## Written problem
Copy out the lines that include the word "this".

Stored entries

-*-*-

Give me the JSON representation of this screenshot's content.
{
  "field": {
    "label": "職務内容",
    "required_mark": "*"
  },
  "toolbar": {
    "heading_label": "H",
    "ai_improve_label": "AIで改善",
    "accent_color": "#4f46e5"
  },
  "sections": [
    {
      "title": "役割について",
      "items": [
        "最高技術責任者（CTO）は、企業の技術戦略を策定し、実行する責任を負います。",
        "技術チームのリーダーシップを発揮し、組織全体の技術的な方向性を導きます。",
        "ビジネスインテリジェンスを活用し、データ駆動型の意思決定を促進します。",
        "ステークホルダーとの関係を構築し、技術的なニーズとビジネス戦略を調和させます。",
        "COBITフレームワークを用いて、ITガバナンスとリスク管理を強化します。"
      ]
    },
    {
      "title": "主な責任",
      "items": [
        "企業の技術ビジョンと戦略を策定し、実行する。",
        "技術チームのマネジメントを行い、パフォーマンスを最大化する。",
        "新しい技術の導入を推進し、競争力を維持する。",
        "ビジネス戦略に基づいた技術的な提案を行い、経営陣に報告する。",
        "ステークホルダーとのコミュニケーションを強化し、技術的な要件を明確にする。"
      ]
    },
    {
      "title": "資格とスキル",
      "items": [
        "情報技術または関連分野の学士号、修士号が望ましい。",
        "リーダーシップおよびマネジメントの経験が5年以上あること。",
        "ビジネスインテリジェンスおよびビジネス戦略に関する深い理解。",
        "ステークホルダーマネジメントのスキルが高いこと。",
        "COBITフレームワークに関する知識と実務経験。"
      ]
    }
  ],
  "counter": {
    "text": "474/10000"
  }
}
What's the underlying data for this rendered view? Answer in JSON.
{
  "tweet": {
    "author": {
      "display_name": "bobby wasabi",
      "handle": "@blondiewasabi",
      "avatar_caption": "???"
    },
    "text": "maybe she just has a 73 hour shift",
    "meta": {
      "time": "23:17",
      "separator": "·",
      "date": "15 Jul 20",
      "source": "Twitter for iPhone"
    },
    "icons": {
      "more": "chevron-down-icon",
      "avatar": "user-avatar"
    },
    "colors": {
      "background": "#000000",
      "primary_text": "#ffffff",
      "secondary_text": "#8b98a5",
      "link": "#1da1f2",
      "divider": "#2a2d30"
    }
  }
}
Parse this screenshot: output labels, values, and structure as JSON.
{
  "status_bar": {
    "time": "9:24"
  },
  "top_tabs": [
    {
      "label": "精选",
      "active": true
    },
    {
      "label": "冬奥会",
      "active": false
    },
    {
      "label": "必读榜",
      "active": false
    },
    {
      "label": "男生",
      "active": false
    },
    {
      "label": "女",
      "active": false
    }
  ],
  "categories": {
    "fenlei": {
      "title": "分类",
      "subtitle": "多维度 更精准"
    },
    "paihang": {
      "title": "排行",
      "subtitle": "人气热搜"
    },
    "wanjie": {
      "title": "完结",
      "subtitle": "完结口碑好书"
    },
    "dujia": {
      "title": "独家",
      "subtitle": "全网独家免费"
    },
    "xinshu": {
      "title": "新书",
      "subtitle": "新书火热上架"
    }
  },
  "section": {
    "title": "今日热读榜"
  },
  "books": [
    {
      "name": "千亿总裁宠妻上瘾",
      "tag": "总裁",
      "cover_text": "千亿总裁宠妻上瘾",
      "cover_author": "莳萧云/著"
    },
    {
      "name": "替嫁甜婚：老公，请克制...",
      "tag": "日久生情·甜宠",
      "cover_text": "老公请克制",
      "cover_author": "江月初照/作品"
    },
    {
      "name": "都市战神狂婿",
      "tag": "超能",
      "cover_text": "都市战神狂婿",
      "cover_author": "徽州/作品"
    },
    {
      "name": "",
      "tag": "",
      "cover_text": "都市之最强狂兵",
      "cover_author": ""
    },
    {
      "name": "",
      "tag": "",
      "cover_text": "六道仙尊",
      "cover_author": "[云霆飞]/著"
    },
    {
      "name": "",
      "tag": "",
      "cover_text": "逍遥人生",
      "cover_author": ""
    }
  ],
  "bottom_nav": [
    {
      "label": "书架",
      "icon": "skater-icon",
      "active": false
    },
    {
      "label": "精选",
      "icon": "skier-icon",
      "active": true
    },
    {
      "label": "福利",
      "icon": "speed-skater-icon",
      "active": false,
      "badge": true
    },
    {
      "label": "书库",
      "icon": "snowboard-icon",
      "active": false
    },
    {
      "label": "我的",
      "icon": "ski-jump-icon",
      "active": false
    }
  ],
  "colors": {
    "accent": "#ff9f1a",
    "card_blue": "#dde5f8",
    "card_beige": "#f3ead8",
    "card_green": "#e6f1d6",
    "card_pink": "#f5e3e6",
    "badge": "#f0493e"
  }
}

-*-*-

## Solution below
Give me the JSON representation of this screenshot's content.
What's the underlying data for this rendered view? Answer in JSON.
Parse this screenshot: output labels, values, and structure as JSON.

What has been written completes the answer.